## Collected data
★ ★ ★ ★
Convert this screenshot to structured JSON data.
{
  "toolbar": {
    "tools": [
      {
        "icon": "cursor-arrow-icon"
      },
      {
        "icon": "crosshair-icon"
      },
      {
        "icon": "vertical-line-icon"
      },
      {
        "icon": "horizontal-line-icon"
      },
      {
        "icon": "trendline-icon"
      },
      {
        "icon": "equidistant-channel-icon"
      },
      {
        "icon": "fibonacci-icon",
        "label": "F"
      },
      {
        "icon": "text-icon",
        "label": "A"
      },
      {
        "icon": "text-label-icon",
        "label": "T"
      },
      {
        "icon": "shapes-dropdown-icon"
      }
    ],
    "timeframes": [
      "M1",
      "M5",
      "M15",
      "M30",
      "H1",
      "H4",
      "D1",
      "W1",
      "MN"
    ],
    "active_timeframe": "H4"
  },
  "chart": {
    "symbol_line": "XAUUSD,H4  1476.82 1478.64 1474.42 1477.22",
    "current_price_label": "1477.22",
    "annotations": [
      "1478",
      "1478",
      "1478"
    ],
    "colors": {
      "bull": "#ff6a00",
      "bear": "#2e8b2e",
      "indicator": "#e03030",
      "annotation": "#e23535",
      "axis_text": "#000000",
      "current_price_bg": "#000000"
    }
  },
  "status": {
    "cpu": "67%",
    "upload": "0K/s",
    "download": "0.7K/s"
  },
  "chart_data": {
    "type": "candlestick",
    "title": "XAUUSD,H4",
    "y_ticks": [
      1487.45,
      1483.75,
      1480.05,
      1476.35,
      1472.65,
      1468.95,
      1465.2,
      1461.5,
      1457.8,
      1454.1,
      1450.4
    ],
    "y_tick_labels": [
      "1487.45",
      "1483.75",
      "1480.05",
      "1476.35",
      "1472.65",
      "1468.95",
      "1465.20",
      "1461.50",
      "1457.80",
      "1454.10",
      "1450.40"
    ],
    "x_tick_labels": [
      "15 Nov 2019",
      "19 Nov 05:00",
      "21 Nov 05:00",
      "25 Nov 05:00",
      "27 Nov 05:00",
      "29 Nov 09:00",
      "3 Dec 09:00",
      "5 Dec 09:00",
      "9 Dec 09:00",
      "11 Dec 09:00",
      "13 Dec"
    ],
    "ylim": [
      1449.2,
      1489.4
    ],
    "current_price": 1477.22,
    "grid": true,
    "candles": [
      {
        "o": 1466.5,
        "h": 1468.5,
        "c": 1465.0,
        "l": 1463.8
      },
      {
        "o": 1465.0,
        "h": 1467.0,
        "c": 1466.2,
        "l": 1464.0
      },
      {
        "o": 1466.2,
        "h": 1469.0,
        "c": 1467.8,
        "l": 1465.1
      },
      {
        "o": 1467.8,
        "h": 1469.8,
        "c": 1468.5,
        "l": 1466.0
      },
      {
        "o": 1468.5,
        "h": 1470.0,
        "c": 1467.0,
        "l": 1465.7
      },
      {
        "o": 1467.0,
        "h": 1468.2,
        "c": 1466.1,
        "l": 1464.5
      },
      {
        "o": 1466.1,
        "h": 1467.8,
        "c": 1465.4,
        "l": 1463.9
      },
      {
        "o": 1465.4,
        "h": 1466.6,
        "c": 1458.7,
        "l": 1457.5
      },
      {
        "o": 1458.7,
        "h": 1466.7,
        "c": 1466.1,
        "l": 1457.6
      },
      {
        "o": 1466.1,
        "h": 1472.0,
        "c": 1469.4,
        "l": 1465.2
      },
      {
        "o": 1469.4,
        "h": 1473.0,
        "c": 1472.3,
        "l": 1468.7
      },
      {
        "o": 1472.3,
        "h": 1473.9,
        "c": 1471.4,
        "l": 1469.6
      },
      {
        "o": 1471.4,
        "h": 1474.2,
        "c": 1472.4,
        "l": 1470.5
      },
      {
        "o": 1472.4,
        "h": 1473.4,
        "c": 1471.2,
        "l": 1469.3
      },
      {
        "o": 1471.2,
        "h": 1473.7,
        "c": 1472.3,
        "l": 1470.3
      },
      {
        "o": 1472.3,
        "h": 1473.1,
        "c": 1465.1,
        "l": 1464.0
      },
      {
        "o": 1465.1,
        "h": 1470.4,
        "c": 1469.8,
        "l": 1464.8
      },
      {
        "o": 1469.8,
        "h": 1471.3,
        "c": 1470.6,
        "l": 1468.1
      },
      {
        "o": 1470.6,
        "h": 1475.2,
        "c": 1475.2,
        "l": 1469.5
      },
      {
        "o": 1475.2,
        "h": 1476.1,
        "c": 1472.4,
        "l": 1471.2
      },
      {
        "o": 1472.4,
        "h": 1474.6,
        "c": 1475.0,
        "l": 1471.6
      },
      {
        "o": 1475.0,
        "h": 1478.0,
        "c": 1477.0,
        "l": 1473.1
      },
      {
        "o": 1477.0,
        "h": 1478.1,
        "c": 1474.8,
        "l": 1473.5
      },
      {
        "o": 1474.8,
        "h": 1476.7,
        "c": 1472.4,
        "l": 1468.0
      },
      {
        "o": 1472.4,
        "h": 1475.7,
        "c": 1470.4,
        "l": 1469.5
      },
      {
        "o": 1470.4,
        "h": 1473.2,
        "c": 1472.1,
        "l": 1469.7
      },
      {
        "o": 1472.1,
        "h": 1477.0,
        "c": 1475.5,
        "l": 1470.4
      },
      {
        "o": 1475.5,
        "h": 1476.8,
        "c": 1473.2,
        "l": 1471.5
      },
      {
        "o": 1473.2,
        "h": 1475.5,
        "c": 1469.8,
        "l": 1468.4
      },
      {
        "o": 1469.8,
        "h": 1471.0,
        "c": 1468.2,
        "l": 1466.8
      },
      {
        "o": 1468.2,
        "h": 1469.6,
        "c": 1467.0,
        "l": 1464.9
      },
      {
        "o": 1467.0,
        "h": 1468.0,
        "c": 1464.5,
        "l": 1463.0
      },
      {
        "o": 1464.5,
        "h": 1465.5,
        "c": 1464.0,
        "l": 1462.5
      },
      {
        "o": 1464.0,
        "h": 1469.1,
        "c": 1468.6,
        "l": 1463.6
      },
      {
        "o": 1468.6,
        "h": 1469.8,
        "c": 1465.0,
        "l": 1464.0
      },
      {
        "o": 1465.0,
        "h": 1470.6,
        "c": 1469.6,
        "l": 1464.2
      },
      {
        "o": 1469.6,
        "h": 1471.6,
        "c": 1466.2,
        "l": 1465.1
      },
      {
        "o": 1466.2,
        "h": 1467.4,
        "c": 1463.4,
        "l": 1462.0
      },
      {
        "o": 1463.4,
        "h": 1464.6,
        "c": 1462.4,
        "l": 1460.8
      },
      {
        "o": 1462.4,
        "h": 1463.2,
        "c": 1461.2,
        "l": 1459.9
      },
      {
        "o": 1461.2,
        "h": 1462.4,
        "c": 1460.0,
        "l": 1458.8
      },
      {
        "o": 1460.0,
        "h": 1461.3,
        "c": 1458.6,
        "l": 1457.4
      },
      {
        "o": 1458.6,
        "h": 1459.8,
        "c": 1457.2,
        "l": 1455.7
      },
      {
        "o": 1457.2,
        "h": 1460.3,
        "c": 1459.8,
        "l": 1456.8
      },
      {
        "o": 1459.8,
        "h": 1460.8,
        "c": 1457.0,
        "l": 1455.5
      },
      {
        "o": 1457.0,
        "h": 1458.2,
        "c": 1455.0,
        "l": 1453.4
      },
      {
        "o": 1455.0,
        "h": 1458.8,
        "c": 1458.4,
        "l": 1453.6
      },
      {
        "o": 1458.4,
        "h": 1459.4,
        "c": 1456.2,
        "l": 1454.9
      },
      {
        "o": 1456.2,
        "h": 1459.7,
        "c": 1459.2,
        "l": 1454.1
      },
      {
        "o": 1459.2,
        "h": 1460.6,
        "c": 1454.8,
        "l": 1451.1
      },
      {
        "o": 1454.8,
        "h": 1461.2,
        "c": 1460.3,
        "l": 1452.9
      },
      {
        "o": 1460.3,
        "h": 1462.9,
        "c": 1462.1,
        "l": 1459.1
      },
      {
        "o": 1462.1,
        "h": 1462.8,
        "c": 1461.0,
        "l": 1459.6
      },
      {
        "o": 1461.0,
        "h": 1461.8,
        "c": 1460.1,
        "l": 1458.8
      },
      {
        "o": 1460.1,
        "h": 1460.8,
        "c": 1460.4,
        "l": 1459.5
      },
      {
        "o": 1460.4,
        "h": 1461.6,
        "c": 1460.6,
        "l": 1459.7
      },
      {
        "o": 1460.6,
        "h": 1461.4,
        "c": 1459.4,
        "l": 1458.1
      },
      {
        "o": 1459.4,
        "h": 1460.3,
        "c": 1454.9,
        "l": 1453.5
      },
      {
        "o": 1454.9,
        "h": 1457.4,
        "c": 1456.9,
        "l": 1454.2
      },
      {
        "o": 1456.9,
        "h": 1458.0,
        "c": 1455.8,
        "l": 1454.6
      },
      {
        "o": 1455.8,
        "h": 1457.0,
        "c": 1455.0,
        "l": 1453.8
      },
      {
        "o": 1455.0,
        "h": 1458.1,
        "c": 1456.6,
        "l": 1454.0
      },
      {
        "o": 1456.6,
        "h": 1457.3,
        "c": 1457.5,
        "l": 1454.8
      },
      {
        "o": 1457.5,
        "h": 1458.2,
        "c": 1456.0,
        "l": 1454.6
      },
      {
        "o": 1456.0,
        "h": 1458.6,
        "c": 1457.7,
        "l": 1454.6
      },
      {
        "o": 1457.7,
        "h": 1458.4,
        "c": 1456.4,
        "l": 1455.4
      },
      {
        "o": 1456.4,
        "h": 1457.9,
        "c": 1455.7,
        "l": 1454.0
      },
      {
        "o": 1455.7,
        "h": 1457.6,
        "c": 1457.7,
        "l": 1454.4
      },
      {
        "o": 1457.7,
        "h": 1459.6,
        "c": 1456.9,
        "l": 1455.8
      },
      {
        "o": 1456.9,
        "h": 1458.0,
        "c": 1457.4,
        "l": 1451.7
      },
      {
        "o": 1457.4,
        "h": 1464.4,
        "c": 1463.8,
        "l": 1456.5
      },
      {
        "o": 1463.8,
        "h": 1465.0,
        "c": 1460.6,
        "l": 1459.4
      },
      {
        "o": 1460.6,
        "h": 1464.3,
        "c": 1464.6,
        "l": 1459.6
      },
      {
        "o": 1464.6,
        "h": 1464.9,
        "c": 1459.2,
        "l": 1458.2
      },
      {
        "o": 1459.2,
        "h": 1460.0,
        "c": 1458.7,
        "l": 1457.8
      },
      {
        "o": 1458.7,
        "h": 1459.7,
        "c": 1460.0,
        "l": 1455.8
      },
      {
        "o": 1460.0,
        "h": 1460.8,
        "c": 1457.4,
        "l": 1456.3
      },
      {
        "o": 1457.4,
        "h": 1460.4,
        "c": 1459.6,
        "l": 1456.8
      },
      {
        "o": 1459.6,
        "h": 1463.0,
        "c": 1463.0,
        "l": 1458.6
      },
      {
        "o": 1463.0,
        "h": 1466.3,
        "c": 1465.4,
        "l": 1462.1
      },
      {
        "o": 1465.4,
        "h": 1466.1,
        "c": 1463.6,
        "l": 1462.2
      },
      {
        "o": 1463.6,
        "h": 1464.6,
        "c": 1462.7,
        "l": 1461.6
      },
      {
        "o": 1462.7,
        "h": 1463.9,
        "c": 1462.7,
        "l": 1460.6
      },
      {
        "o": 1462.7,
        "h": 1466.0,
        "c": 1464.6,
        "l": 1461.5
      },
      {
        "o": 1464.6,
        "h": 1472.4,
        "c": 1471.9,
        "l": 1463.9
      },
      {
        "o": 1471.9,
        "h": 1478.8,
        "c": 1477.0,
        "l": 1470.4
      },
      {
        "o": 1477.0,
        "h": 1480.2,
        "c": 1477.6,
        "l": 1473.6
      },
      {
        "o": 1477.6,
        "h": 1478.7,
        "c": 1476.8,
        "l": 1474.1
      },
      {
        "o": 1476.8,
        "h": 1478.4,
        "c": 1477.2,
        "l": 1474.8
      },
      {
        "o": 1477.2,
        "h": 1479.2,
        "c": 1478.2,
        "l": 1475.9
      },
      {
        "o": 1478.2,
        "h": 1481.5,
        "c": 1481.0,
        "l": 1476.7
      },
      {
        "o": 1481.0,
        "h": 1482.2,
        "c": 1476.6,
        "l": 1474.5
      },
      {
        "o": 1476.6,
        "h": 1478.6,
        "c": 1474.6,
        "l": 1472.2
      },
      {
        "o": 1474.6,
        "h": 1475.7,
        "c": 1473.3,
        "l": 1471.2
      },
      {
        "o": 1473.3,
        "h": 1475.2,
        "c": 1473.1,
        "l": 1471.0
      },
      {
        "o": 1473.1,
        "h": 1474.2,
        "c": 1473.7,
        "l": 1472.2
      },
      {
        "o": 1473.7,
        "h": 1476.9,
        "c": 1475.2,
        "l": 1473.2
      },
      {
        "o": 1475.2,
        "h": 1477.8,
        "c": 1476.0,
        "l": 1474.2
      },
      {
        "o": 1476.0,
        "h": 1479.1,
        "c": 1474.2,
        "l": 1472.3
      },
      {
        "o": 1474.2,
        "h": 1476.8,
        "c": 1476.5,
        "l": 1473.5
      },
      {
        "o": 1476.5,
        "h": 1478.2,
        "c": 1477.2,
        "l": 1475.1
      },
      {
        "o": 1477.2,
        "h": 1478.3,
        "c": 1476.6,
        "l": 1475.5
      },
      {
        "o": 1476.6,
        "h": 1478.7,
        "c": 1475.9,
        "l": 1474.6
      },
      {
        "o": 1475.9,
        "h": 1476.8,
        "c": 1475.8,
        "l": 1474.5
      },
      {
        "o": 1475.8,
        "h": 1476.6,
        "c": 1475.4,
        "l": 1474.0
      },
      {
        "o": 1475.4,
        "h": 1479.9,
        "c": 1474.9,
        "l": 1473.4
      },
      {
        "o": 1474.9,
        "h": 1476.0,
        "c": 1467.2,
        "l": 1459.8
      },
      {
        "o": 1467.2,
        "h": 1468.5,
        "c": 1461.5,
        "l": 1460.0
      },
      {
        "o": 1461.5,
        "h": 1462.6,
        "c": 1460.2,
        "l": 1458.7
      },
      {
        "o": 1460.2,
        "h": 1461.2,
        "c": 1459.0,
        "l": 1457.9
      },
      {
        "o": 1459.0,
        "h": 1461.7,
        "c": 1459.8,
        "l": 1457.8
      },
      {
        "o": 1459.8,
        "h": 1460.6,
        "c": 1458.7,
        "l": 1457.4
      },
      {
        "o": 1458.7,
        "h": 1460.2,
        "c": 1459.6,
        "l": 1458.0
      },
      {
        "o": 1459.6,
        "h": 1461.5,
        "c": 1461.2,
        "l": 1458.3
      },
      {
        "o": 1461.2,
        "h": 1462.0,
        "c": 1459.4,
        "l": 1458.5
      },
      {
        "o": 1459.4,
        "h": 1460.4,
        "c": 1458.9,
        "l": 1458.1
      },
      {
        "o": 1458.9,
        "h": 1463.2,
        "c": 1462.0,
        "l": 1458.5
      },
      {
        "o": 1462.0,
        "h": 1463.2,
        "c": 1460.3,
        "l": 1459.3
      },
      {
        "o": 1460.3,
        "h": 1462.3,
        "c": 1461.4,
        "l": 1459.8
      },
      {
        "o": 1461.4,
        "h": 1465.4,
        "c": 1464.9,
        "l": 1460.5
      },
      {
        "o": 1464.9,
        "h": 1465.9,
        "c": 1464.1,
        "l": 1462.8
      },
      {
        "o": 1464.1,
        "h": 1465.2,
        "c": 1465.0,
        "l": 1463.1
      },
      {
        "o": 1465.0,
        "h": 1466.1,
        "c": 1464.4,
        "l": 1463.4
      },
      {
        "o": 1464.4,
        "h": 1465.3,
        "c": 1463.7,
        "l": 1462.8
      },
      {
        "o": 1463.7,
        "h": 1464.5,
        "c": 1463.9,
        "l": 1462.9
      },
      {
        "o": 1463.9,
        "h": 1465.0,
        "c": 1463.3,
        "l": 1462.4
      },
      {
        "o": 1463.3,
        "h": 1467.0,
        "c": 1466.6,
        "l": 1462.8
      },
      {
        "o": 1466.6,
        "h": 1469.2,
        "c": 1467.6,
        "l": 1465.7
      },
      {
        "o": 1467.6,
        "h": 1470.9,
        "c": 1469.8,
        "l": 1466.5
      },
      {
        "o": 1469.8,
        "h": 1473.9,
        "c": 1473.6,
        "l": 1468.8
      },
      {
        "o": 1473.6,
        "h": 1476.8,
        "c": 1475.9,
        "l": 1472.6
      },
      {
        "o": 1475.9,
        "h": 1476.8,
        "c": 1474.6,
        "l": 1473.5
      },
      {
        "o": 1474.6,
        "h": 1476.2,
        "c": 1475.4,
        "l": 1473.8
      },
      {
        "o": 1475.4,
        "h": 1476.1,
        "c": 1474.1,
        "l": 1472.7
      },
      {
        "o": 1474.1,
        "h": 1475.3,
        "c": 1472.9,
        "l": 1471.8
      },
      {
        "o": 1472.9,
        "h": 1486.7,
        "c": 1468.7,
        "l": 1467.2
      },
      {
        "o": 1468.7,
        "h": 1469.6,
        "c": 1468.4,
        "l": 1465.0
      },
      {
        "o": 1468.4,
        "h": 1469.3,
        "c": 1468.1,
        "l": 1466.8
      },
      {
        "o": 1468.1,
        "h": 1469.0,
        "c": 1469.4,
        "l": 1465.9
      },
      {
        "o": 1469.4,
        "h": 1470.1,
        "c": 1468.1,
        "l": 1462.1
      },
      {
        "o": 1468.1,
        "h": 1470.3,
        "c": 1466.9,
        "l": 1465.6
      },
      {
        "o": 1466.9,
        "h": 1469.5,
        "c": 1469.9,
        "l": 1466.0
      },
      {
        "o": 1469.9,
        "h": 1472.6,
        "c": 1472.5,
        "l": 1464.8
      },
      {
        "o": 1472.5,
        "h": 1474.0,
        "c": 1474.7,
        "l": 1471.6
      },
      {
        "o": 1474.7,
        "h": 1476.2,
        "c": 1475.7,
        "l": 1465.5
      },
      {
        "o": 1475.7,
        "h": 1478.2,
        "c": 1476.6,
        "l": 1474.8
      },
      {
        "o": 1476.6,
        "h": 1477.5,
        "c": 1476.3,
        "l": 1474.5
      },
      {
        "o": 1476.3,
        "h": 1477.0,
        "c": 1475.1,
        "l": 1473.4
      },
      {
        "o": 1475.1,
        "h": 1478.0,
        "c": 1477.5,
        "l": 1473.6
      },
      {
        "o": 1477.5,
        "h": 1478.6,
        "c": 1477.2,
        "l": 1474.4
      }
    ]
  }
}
★ ★ ★ ★
## Job
Return every line of the preceding records in which the word "icon" appears.

## Task response
        "icon": "cursor-arrow-icon"
        "icon": "crosshair-icon"
        "icon": "vertical-line-icon"
        "icon": "horizontal-line-icon"
        "icon": "trendline-icon"
        "icon": "equidistant-channel-icon"
        "icon": "fibonacci-icon",
        "icon": "text-icon",
        "icon": "text-label-icon",
        "icon": "shapes-dropdown-icon"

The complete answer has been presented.